◆ WORK INSTRUCTIONS: Output every line below without omitting or altering anything.

Collection entries:
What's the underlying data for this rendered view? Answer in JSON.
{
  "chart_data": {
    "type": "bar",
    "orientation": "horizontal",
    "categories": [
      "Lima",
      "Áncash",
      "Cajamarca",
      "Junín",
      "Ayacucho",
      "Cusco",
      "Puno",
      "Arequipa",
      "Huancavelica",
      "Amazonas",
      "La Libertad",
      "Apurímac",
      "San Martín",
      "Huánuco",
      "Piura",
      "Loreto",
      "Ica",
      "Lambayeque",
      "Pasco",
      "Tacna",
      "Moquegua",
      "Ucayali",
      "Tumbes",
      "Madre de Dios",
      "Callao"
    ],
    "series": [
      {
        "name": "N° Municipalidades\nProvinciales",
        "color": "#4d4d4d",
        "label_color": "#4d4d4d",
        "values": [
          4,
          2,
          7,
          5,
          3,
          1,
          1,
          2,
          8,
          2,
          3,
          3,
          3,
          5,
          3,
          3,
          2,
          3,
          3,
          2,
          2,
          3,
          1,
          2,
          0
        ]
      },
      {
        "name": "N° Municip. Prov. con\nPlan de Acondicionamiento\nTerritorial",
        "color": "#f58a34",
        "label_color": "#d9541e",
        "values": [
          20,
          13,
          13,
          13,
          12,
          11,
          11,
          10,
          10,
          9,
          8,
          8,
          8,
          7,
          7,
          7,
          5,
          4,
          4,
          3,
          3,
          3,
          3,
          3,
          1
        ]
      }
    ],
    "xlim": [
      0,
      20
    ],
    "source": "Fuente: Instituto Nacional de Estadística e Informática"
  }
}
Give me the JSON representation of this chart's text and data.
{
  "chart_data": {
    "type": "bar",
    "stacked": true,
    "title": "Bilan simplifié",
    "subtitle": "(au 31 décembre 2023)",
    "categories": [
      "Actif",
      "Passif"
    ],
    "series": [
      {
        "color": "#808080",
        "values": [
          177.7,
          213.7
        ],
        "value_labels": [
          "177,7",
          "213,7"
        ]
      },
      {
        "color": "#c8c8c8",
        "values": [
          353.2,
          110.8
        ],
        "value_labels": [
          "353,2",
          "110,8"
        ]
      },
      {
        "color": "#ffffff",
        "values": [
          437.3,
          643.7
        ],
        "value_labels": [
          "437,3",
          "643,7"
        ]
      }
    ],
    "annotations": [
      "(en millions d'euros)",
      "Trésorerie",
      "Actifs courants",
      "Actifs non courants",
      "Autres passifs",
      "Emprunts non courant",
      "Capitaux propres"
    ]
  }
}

◆ CORRECT ANSWER:
What's the underlying data for this rendered view? Answer in JSON.
{
  "chart_data": {
    "type": "bar",
    "orientation": "horizontal",
    "categories": [
      "Lima",
      "Áncash",
      "Cajamarca",
      "Junín",
      "Ayacucho",
      "Cusco",
      "Puno",
      "Arequipa",
      "Huancavelica",
      "Amazonas",
      "La Libertad",
      "Apurímac",
      "San Martín",
      "Huánuco",
      "Piura",
      "Loreto",
      "Ica",
      "Lambayeque",
      "Pasco",
      "Tacna",
      "Moquegua",
      "Ucayali",
      "Tumbes",
      "Madre de Dios",
      "Callao"
    ],
    "series": [
      {
        "name": "N° Municipalidades\nProvinciales",
        "color": "#4d4d4d",
        "label_color": "#4d4d4d",
        "values": [
          4,
          2,
          7,
          5,
          3,
          1,
          1,
          2,
          8,
          2,
          3,
          3,
          3,
          5,
          3,
          3,
          2,
          3,
          3,
          2,
          2,
          3,
          1,
          2,
          0
        ]
      },
      {
        "name": "N° Municip. Prov. con\nPlan de Acondicionamiento\nTerritorial",
        "color": "#f58a34",
        "label_color": "#d9541e",
        "values": [
          20,
          13,
          13,
          13,
          12,
          11,
          11,
          10,
          10,
          9,
          8,
          8,
          8,
          7,
          7,
          7,
          5,
          4,
          4,
          3,
          3,
          3,
          3,
          3,
          1
        ]
      }
    ],
    "xlim": [
      0,
      20
    ],
    "source": "Fuente: Instituto Nacional de Estadística e Informática"
  }
}
Give me the JSON representation of this chart's text and data.
{
  "chart_data": {
    "type": "bar",
    "stacked": true,
    "title": "Bilan simplifié",
    "subtitle": "(au 31 décembre 2023)",
    "categories": [
      "Actif",
      "Passif"
    ],
    "series": [
      {
        "color": "#808080",
        "values": [
          177.7,
          213.7
        ],
        "value_labels": [
          "177,7",
          "213,7"
        ]
      },
      {
        "color": "#c8c8c8",
        "values": [
          353.2,
          110.8
        ],
        "value_labels": [
          "353,2",
          "110,8"
        ]
      },
      {
        "color": "#ffffff",
        "values": [
          437.3,
          643.7
        ],
        "value_labels": [
          "437,3",
          "643,7"
        ]
      }
    ],
    "annotations": [
      "(en millions d'euros)",
      "Trésorerie",
      "Actifs courants",
      "Actifs non courants",
      "Autres passifs",
      "Emprunts non courant",
      "Capitaux propres"
    ]
  }
}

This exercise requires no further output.